◆ AIM
Each record is to be transcribed exactly.

◆ SUPPLIED INFORMATION
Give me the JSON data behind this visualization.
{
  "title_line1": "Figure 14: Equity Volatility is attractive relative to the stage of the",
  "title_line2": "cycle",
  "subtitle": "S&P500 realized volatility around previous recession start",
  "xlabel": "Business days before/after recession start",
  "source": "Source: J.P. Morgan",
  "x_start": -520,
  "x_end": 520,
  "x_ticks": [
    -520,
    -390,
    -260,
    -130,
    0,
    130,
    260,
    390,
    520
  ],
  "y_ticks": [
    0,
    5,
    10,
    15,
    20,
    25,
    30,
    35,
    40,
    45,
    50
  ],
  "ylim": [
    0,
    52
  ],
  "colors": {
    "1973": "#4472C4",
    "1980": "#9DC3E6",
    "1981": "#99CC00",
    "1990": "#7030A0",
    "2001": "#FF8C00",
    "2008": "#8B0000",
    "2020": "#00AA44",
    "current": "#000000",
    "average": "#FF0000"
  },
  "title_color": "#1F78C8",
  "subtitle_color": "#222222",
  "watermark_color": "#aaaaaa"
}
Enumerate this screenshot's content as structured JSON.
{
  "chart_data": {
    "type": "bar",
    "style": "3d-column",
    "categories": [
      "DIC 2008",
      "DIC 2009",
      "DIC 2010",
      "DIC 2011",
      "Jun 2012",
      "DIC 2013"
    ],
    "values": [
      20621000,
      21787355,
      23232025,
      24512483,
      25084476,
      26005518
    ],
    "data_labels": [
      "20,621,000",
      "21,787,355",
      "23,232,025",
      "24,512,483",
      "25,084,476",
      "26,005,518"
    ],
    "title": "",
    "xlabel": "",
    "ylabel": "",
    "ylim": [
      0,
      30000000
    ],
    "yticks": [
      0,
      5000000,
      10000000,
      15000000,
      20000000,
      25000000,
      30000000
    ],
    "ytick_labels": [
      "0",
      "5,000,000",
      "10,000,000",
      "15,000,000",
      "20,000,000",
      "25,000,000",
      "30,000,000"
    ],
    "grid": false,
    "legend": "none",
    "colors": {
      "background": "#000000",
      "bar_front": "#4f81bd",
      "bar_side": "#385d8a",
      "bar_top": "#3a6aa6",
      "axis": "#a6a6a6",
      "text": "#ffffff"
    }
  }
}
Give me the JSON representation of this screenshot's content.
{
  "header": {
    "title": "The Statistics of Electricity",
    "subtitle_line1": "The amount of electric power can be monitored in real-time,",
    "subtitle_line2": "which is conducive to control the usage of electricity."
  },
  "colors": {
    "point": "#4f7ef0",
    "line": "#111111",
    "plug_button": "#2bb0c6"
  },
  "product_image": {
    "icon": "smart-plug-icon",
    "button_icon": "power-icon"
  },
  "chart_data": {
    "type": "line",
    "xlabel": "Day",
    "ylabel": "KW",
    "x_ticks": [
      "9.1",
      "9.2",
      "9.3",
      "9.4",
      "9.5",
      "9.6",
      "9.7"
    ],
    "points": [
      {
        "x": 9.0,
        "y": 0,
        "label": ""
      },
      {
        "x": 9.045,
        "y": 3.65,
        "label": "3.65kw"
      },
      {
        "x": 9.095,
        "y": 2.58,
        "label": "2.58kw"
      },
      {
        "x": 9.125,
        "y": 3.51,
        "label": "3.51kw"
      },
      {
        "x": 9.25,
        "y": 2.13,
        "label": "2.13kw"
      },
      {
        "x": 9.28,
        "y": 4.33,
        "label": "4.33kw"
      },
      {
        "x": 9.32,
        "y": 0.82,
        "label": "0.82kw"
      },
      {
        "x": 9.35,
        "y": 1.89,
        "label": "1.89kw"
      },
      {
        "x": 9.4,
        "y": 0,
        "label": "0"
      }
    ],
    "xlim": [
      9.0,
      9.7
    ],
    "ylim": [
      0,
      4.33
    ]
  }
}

◆ RESULT OF THE TASK
Give me the JSON data behind this visualization.
{
  "title_line1": "Figure 14: Equity Volatility is attractive relative to the stage of the",
  "title_line2": "cycle",
  "subtitle": "S&P500 realized volatility around previous recession start",
  "xlabel": "Business days before/after recession start",
  "source": "Source: J.P. Morgan",
  "x_start": -520,
  "x_end": 520,
  "x_ticks": [
    -520,
    -390,
    -260,
    -130,
    0,
    130,
    260,
    390,
    520
  ],
  "y_ticks": [
    0,
    5,
    10,
    15,
    20,
    25,
    30,
    35,
    40,
    45,
    50
  ],
  "ylim": [
    0,
    52
  ],
  "colors": {
    "1973": "#4472C4",
    "1980": "#9DC3E6",
    "1981": "#99CC00",
    "1990": "#7030A0",
    "2001": "#FF8C00",
    "2008": "#8B0000",
    "2020": "#00AA44",
    "current": "#000000",
    "average": "#FF0000"
  },
  "title_color": "#1F78C8",
  "subtitle_color": "#222222",
  "watermark_color": "#aaaaaa"
}
Enumerate this screenshot's content as structured JSON.
{
  "chart_data": {
    "type": "bar",
    "style": "3d-column",
    "categories": [
      "DIC 2008",
      "DIC 2009",
      "DIC 2010",
      "DIC 2011",
      "Jun 2012",
      "DIC 2013"
    ],
    "values": [
      20621000,
      21787355,
      23232025,
      24512483,
      25084476,
      26005518
    ],
    "data_labels": [
      "20,621,000",
      "21,787,355",
      "23,232,025",
      "24,512,483",
      "25,084,476",
      "26,005,518"
    ],
    "title": "",
    "xlabel": "",
    "ylabel": "",
    "ylim": [
      0,
      30000000
    ],
    "yticks": [
      0,
      5000000,
      10000000,
      15000000,
      20000000,
      25000000,
      30000000
    ],
    "ytick_labels": [
      "0",
      "5,000,000",
      "10,000,000",
      "15,000,000",
      "20,000,000",
      "25,000,000",
      "30,000,000"
    ],
    "grid": false,
    "legend": "none",
    "colors": {
      "background": "#000000",
      "bar_front": "#4f81bd",
      "bar_side": "#385d8a",
      "bar_top": "#3a6aa6",
      "axis": "#a6a6a6",
      "text": "#ffffff"
    }
  }
}
Give me the JSON representation of this screenshot's content.
{
  "header": {
    "title": "The Statistics of Electricity",
    "subtitle_line1": "The amount of electric power can be monitored in real-time,",
    "subtitle_line2": "which is conducive to control the usage of electricity."
  },
  "colors": {
    "point": "#4f7ef0",
    "line": "#111111",
    "plug_button": "#2bb0c6"
  },
  "product_image": {
    "icon": "smart-plug-icon",
    "button_icon": "power-icon"
  },
  "chart_data": {
    "type": "line",
    "xlabel": "Day",
    "ylabel": "KW",
    "x_ticks": [
      "9.1",
      "9.2",
      "9.3",
      "9.4",
      "9.5",
      "9.6",
      "9.7"
    ],
    "points": [
      {
        "x": 9.0,
        "y": 0,
        "label": ""
      },
      {
        "x": 9.045,
        "y": 3.65,
        "label": "3.65kw"
      },
      {
        "x": 9.095,
        "y": 2.58,
        "label": "2.58kw"
      },
      {
        "x": 9.125,
        "y": 3.51,
        "label": "3.51kw"
      },
      {
        "x": 9.25,
        "y": 2.13,
        "label": "2.13kw"
      },
      {
        "x": 9.28,
        "y": 4.33,
        "label": "4.33kw"
      },
      {
        "x": 9.32,
        "y": 0.82,
        "label": "0.82kw"
      },
      {
        "x": 9.35,
        "y": 1.89,
        "label": "1.89kw"
      },
      {
        "x": 9.4,
        "y": 0,
        "label": "0"
      }
    ],
    "xlim": [
      9.0,
      9.7
    ],
    "ylim": [
      0,
      4.33
    ]
  }
}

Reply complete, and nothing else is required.